→ **SET PROBLEM**
Copy everything in the data below exactly except the pictures.

→ **DATA ENTRIES**

((

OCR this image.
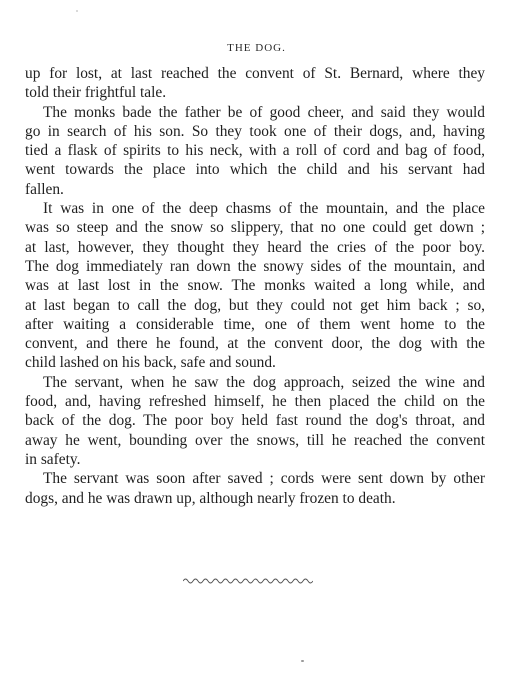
THE DOG.
up for lost, at last reached the convent of St. Bernard, where they
told their frightful tale.
The monks bade the father be of good cheer, and said they would
go in search of his son. So they took one of their dogs, and, having
tied a flask of spirits to his neck, with a roll of cord and bag of food,
went towards the place into which the child and his servant had
fallen.
It was in one of the deep chasms of the mountain, and the place
was so steep and the snow so slippery, that no one could get down ;
at last, however, they thought they heard the cries of the poor boy.
The dog immediately ran down the snowy sides of the mountain, and
was at last lost in the snow. The monks waited a long while, and
at last began to call the dog, but they could not get him back ; so,
after waiting a considerable time, one of them went home to the
convent, and there he found, at the convent door, the dog with the
child lashed on his back, safe and sound.
The servant, when he saw the dog approach, seized the wine and
food, and, having refreshed himself, he then placed the child on the
back of the dog. The poor boy held fast round the dog's throat, and
away he went, bounding over the snows, till he reached the convent
in safety.
The servant was soon after saved ; cords were sent down by other
dogs, and he was drawn up, although nearly frozen to death.
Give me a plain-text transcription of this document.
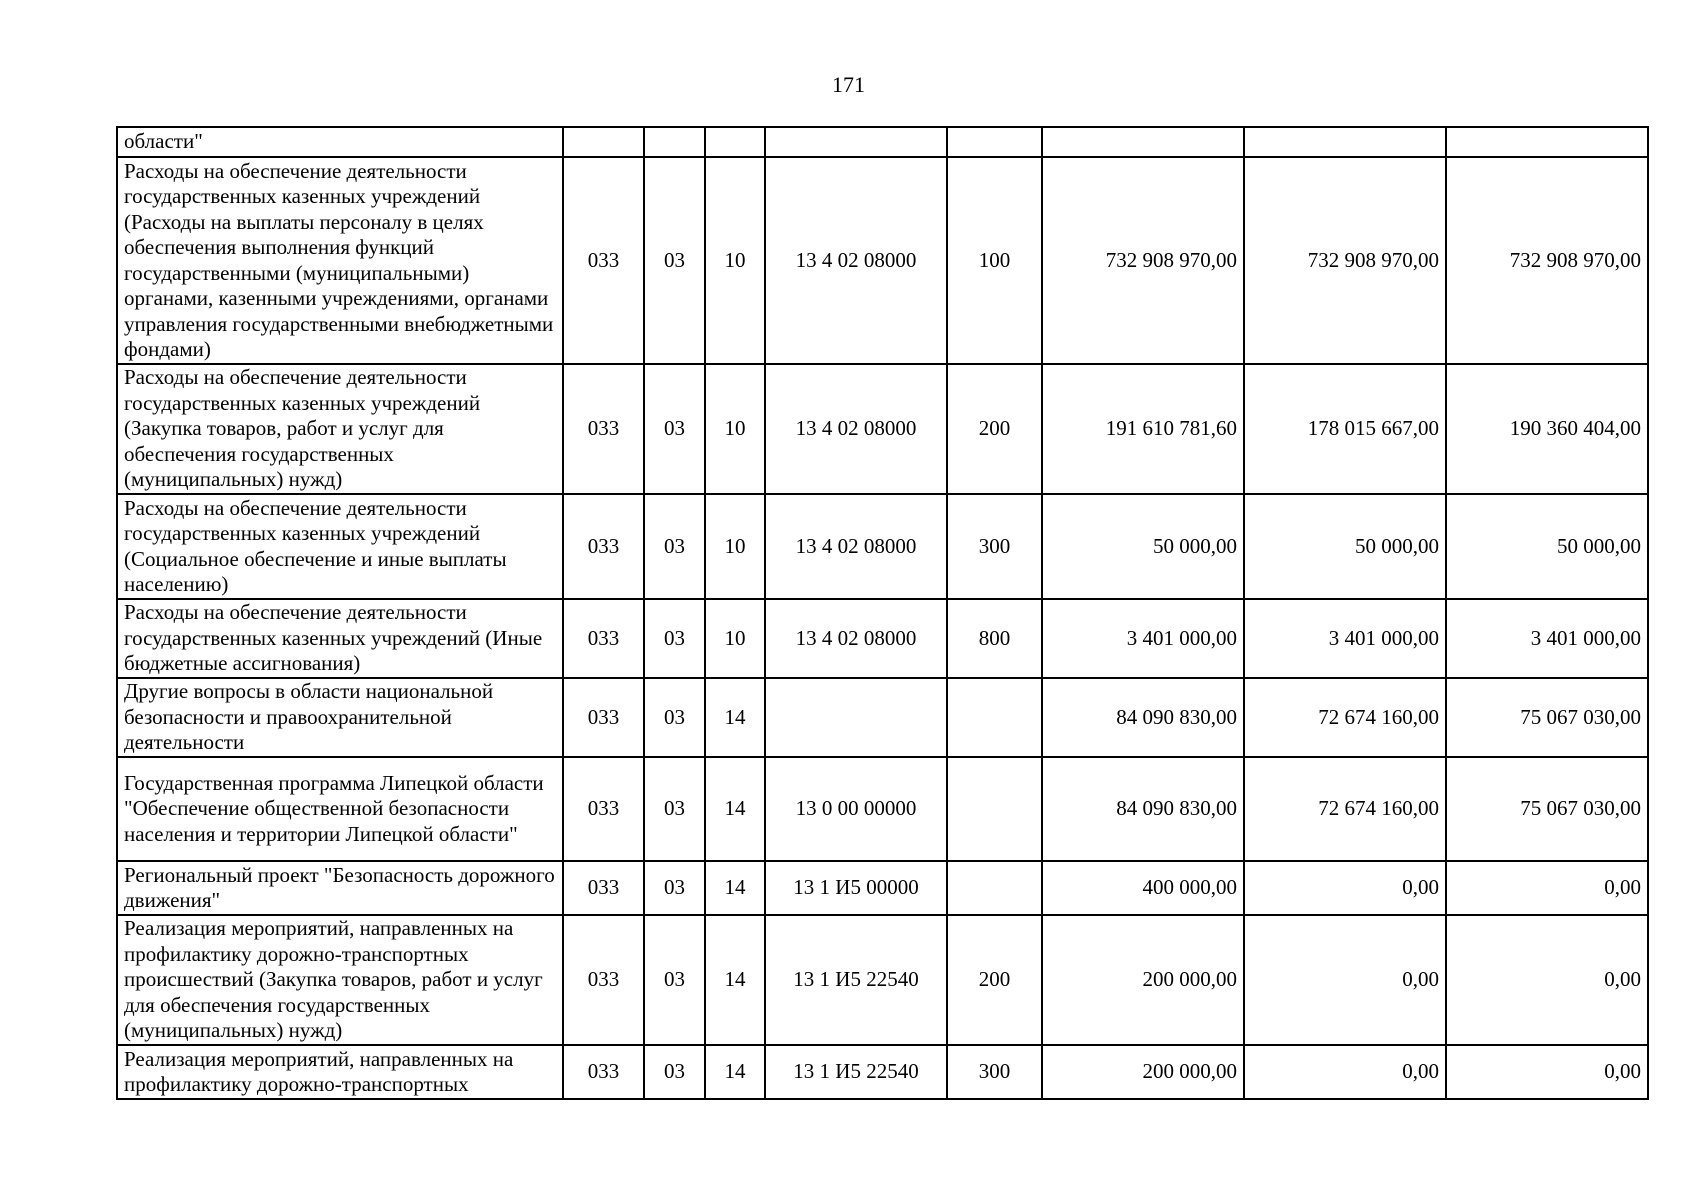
171
области"								
Расходы на обеспечение деятельности государственных казенных учреждений (Расходы на выплаты персоналу в целях обеспечения выполнения функций государственными (муниципальными) органами, казенными учреждениями, органами управления государственными внебюджетными фондами)	033	03	10	13 4 02 08000	100	732 908 970,00	732 908 970,00	732 908 970,00
Расходы на обеспечение деятельности государственных казенных учреждений (Закупка товаров, работ и услуг для обеспечения государственных (муниципальных) нужд)	033	03	10	13 4 02 08000	200	191 610 781,60	178 015 667,00	190 360 404,00
Расходы на обеспечение деятельности государственных казенных учреждений (Социальное обеспечение и иные выплаты населению)	033	03	10	13 4 02 08000	300	50 000,00	50 000,00	50 000,00
Расходы на обеспечение деятельности государственных казенных учреждений (Иные бюджетные ассигнования)	033	03	10	13 4 02 08000	800	3 401 000,00	3 401 000,00	3 401 000,00
Другие вопросы в области национальной безопасности и правоохранительной деятельности	033	03	14			84 090 830,00	72 674 160,00	75 067 030,00
Государственная программа Липецкой области "Обеспечение общественной безопасности населения и территории Липецкой области"	033	03	14	13 0 00 00000		84 090 830,00	72 674 160,00	75 067 030,00
Региональный проект "Безопасность дорожного движения"	033	03	14	13 1 И5 00000		400 000,00	0,00	0,00
Реализация мероприятий, направленных на профилактику дорожно-транспортных происшествий (Закупка товаров, работ и услуг для обеспечения государственных (муниципальных) нужд)	033	03	14	13 1 И5 22540	200	200 000,00	0,00	0,00
Реализация мероприятий, направленных на профилактику дорожно-транспортных	033	03	14	13 1 И5 22540	300	200 000,00	0,00	0,00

))

→ **RESULT OF THIS TASK**
OCR this image.
THE DOG.
up for lost, at last reached the convent of St. Bernard, where they
told their frightful tale.
The monks bade the father be of good cheer, and said they would
go in search of his son. So they took one of their dogs, and, having
tied a flask of spirits to his neck, with a roll of cord and bag of food,
went towards the place into which the child and his servant had
fallen.
It was in one of the deep chasms of the mountain, and the place
was so steep and the snow so slippery, that no one could get down ;
at last, however, they thought they heard the cries of the poor boy.
The dog immediately ran down the snowy sides of the mountain, and
was at last lost in the snow. The monks waited a long while, and
at last began to call the dog, but they could not get him back ; so,
after waiting a considerable time, one of them went home to the
convent, and there he found, at the convent door, the dog with the
child lashed on his back, safe and sound.
The servant, when he saw the dog approach, seized the wine and
food, and, having refreshed himself, he then placed the child on the
back of the dog. The poor boy held fast round the dog's throat, and
away he went, bounding over the snows, till he reached the convent
in safety.
The servant was soon after saved ; cords were sent down by other
dogs, and he was drawn up, although nearly frozen to death.
Give me a plain-text transcription of this document.
171
области"								
Расходы на обеспечение деятельности государственных казенных учреждений (Расходы на выплаты персоналу в целях обеспечения выполнения функций государственными (муниципальными) органами, казенными учреждениями, органами управления государственными внебюджетными фондами)	033	03	10	13 4 02 08000	100	732 908 970,00	732 908 970,00	732 908 970,00
Расходы на обеспечение деятельности государственных казенных учреждений (Закупка товаров, работ и услуг для обеспечения государственных (муниципальных) нужд)	033	03	10	13 4 02 08000	200	191 610 781,60	178 015 667,00	190 360 404,00
Расходы на обеспечение деятельности государственных казенных учреждений (Социальное обеспечение и иные выплаты населению)	033	03	10	13 4 02 08000	300	50 000,00	50 000,00	50 000,00
Расходы на обеспечение деятельности государственных казенных учреждений (Иные бюджетные ассигнования)	033	03	10	13 4 02 08000	800	3 401 000,00	3 401 000,00	3 401 000,00
Другие вопросы в области национальной безопасности и правоохранительной деятельности	033	03	14			84 090 830,00	72 674 160,00	75 067 030,00
Государственная программа Липецкой области "Обеспечение общественной безопасности населения и территории Липецкой области"	033	03	14	13 0 00 00000		84 090 830,00	72 674 160,00	75 067 030,00
Региональный проект "Безопасность дорожного движения"	033	03	14	13 1 И5 00000		400 000,00	0,00	0,00
Реализация мероприятий, направленных на профилактику дорожно-транспортных происшествий (Закупка товаров, работ и услуг для обеспечения государственных (муниципальных) нужд)	033	03	14	13 1 И5 22540	200	200 000,00	0,00	0,00
Реализация мероприятий, направленных на профилактику дорожно-транспортных	033	03	14	13 1 И5 22540	300	200 000,00	0,00	0,00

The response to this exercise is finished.